Every line from the one with "What text is on this page?" through the final line must be written out exactly, and no other line; omit the pictures.

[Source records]
"""
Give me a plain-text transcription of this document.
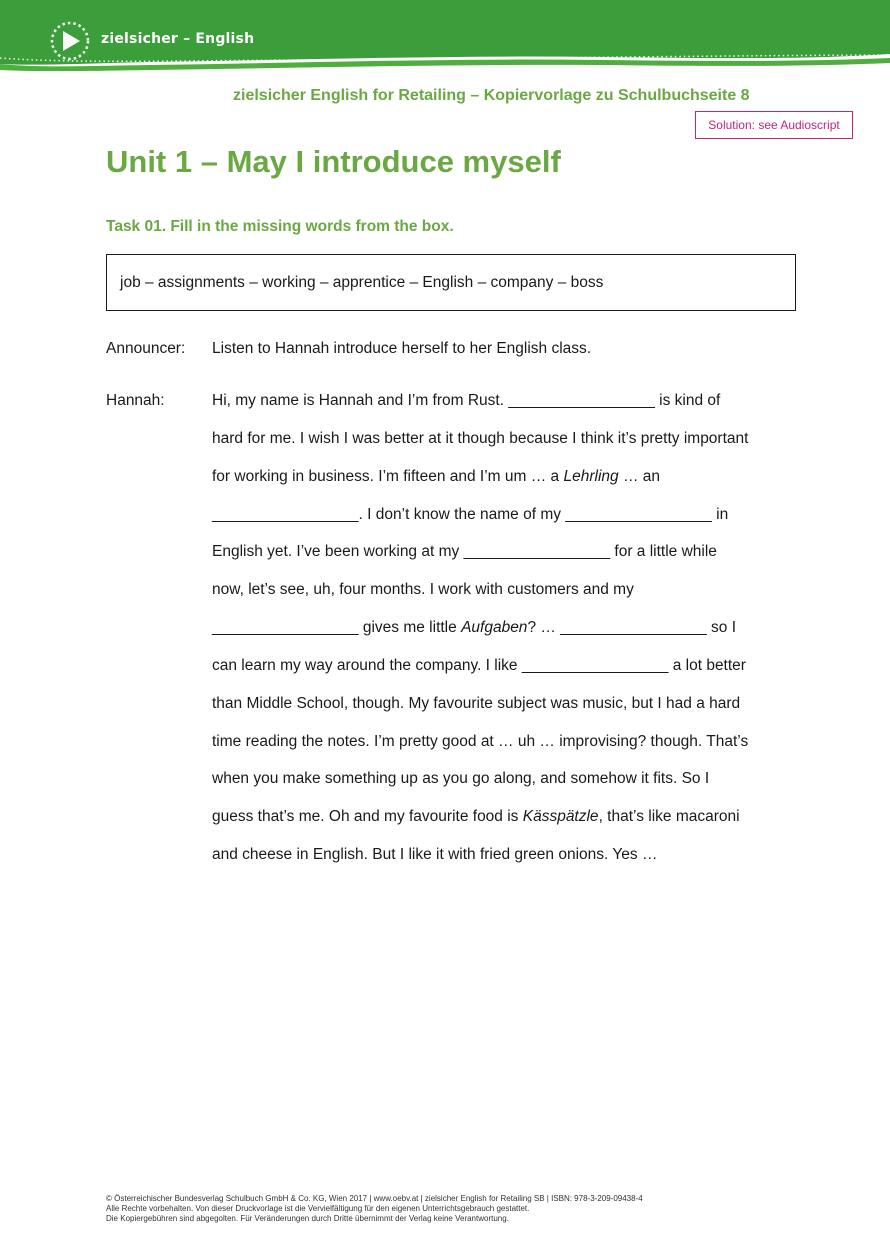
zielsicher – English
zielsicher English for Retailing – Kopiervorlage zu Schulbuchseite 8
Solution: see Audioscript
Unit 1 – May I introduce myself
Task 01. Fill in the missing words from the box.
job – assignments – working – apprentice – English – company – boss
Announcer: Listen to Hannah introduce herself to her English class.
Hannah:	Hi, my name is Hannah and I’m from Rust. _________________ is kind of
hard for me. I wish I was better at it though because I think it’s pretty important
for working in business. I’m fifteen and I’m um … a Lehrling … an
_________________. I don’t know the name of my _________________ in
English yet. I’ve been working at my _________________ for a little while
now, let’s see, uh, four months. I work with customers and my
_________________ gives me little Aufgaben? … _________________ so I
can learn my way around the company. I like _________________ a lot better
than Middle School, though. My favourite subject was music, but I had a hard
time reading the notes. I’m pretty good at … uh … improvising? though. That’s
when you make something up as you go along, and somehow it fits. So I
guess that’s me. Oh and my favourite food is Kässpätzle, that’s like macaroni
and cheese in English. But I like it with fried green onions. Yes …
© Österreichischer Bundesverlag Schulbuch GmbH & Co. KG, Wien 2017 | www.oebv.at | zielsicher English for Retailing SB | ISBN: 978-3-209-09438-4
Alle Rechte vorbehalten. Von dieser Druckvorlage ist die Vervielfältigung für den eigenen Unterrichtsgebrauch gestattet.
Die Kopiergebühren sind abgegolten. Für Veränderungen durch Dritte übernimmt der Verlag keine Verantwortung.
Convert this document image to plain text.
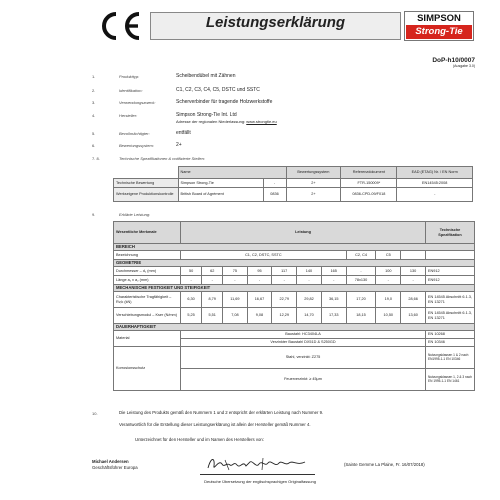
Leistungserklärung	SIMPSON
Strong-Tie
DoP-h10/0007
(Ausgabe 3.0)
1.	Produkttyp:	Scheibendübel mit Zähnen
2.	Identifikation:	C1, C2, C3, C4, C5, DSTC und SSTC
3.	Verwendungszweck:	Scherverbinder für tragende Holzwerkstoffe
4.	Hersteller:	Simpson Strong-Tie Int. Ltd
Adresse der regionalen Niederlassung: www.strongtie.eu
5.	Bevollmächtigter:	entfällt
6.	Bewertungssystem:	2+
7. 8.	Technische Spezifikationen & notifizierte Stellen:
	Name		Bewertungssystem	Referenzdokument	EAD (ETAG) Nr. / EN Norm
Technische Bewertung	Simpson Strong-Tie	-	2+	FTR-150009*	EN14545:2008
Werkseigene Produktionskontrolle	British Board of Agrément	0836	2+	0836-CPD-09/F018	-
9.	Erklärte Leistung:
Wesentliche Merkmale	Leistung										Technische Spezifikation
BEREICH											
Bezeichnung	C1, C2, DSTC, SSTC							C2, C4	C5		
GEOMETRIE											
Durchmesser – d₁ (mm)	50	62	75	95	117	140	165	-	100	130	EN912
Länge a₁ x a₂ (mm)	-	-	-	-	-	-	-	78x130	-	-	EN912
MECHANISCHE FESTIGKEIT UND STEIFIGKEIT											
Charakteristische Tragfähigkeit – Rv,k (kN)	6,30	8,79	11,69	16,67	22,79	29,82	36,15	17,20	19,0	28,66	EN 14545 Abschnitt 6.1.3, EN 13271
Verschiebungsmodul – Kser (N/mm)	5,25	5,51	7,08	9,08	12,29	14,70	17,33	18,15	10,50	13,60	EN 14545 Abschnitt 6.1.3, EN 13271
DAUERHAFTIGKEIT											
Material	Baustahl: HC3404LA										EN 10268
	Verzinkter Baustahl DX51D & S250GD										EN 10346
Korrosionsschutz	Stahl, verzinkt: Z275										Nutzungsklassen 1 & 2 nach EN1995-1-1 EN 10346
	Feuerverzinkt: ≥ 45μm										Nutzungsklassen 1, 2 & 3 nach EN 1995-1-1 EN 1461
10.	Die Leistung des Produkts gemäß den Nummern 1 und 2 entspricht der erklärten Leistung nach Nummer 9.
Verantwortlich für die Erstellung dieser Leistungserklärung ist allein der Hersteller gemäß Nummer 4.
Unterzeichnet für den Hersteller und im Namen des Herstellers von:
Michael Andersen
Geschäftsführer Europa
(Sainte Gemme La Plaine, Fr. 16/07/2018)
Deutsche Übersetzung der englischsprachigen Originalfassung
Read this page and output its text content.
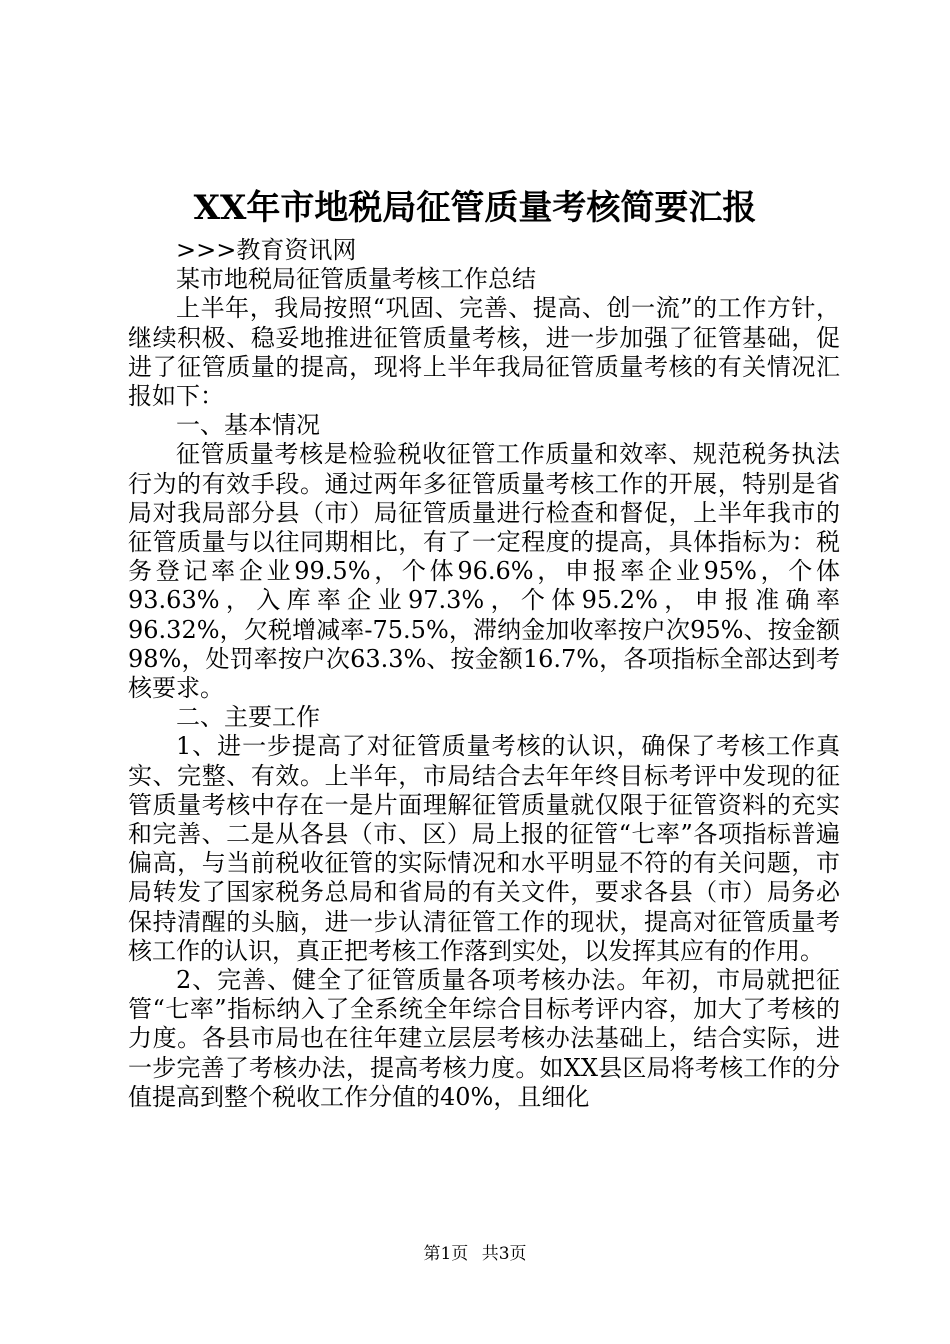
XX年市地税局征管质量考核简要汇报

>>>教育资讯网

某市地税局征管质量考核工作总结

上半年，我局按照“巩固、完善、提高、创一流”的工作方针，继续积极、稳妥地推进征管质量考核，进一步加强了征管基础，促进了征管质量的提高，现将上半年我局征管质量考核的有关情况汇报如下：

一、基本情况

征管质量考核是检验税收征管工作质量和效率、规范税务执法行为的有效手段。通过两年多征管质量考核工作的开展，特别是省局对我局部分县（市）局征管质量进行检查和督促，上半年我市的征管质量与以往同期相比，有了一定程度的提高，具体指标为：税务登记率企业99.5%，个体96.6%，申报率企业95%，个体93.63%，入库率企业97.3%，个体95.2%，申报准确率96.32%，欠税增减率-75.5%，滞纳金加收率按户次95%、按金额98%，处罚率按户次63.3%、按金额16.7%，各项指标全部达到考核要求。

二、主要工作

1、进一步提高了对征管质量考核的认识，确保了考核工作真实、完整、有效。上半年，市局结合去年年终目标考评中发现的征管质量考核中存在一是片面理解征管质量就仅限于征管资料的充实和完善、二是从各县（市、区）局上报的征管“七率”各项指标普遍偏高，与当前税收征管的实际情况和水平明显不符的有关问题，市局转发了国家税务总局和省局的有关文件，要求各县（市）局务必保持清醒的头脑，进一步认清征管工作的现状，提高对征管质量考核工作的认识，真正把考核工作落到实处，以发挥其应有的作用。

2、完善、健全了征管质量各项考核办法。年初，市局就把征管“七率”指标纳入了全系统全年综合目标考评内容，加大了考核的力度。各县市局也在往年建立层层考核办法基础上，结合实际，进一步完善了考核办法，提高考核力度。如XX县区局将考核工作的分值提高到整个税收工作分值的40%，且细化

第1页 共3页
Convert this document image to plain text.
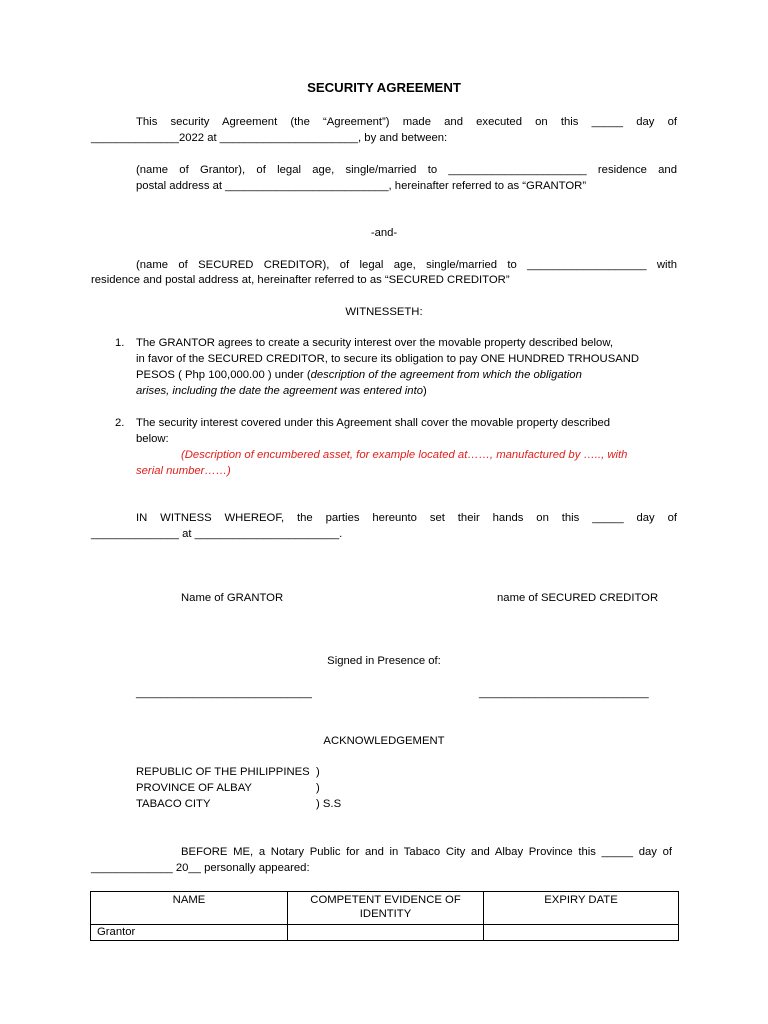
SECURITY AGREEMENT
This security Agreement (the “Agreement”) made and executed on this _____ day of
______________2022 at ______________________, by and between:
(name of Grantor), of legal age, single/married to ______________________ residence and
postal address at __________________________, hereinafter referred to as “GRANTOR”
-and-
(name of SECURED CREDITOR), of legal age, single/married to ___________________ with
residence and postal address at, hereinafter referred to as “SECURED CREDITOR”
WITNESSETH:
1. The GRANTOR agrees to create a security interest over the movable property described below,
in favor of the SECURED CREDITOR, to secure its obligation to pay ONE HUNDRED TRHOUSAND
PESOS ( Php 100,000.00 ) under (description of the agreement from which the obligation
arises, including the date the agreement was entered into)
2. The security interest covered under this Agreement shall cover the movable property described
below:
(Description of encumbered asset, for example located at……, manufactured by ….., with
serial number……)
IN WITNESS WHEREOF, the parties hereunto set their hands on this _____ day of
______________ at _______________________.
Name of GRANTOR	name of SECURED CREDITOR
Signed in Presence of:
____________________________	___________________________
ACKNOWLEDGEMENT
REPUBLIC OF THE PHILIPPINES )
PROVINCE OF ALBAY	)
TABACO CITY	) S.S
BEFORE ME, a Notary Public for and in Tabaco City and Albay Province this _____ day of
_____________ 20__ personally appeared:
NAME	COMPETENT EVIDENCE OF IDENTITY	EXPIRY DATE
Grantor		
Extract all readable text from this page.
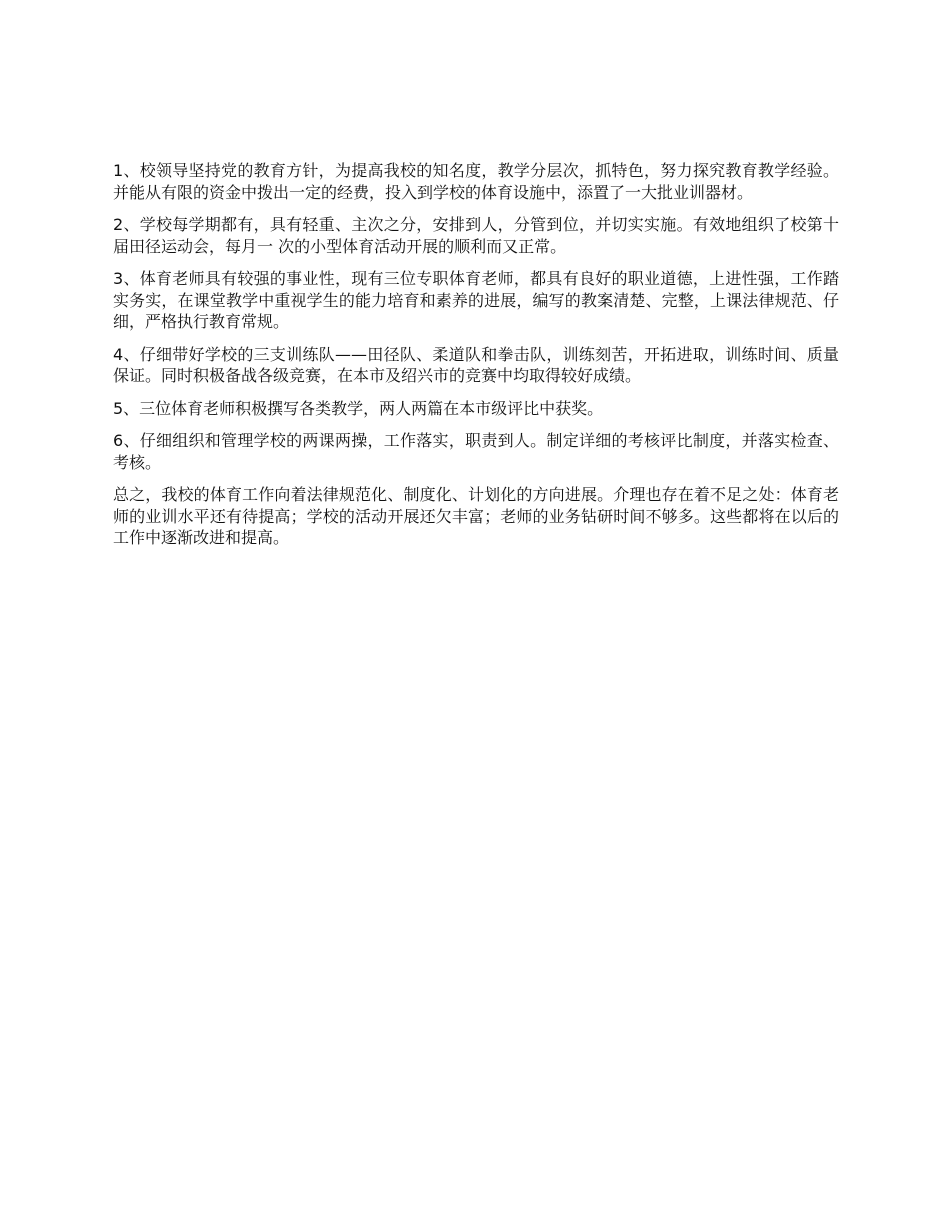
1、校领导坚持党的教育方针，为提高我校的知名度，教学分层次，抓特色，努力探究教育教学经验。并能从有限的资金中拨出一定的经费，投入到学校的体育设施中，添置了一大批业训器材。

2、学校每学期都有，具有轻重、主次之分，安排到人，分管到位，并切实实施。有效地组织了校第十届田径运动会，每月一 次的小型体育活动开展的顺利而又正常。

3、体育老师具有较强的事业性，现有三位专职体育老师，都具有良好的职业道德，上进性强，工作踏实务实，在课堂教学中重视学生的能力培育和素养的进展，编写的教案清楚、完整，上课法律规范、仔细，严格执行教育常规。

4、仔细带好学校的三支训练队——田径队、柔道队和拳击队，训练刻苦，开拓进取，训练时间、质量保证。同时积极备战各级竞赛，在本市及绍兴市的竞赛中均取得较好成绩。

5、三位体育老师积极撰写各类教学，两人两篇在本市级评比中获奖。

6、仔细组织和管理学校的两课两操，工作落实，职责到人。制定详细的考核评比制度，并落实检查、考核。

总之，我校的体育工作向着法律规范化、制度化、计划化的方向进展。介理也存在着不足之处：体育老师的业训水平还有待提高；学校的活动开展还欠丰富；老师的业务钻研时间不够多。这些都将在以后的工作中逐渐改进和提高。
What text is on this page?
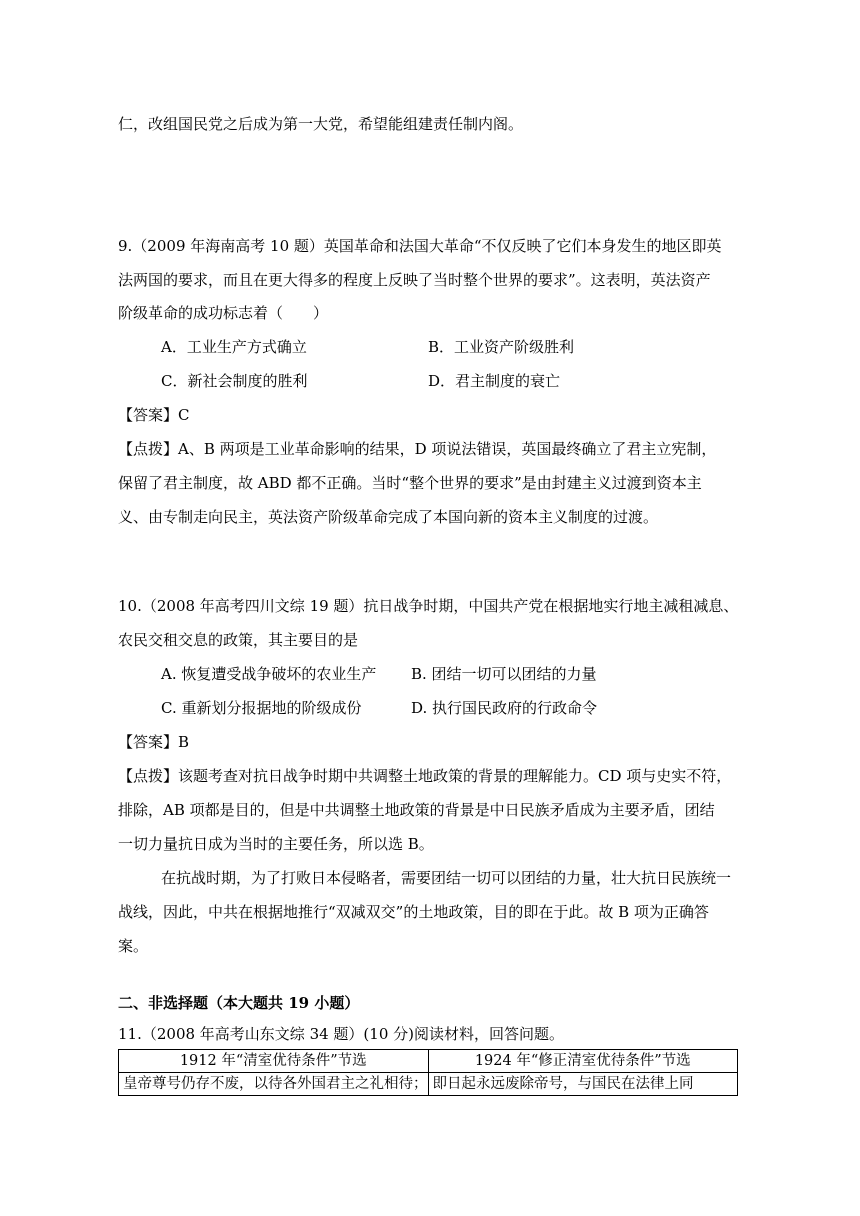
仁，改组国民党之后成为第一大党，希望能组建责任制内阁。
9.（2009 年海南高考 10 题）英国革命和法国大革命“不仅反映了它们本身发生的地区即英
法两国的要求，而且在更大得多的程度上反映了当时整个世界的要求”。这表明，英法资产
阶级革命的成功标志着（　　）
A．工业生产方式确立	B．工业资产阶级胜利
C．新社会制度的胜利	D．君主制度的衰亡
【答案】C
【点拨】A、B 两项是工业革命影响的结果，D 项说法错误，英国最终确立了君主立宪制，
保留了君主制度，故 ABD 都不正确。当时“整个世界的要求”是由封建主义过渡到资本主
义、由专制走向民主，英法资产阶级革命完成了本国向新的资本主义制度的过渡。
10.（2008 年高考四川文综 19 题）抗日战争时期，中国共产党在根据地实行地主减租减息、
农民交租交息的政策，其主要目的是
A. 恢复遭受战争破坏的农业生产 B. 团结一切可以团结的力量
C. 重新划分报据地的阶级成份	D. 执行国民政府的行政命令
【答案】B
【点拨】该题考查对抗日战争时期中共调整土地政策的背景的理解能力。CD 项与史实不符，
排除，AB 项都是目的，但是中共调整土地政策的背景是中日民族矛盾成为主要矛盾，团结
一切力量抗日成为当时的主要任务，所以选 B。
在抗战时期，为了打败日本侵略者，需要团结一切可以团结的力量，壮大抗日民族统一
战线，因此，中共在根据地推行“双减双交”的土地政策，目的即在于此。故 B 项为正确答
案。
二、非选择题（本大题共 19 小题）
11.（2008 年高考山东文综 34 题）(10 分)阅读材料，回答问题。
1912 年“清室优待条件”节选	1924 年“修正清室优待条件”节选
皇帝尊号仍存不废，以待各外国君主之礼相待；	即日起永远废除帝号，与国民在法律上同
"""
TASK OUTPUT
What text is on this page?
仁，改组国民党之后成为第一大党，希望能组建责任制内阁。
9.（2009 年海南高考 10 题）英国革命和法国大革命“不仅反映了它们本身发生的地区即英
法两国的要求，而且在更大得多的程度上反映了当时整个世界的要求”。这表明，英法资产
阶级革命的成功标志着（　　）
A．工业生产方式确立	B．工业资产阶级胜利
C．新社会制度的胜利	D．君主制度的衰亡
【答案】C
【点拨】A、B 两项是工业革命影响的结果，D 项说法错误，英国最终确立了君主立宪制，
保留了君主制度，故 ABD 都不正确。当时“整个世界的要求”是由封建主义过渡到资本主
义、由专制走向民主，英法资产阶级革命完成了本国向新的资本主义制度的过渡。
10.（2008 年高考四川文综 19 题）抗日战争时期，中国共产党在根据地实行地主减租减息、
农民交租交息的政策，其主要目的是
A. 恢复遭受战争破坏的农业生产 B. 团结一切可以团结的力量
C. 重新划分报据地的阶级成份	D. 执行国民政府的行政命令
【答案】B
【点拨】该题考查对抗日战争时期中共调整土地政策的背景的理解能力。CD 项与史实不符，
排除，AB 项都是目的，但是中共调整土地政策的背景是中日民族矛盾成为主要矛盾，团结
一切力量抗日成为当时的主要任务，所以选 B。
在抗战时期，为了打败日本侵略者，需要团结一切可以团结的力量，壮大抗日民族统一
战线，因此，中共在根据地推行“双减双交”的土地政策，目的即在于此。故 B 项为正确答
案。
二、非选择题（本大题共 19 小题）
11.（2008 年高考山东文综 34 题）(10 分)阅读材料，回答问题。
1912 年“清室优待条件”节选	1924 年“修正清室优待条件”节选
皇帝尊号仍存不废，以待各外国君主之礼相待；	即日起永远废除帝号，与国民在法律上同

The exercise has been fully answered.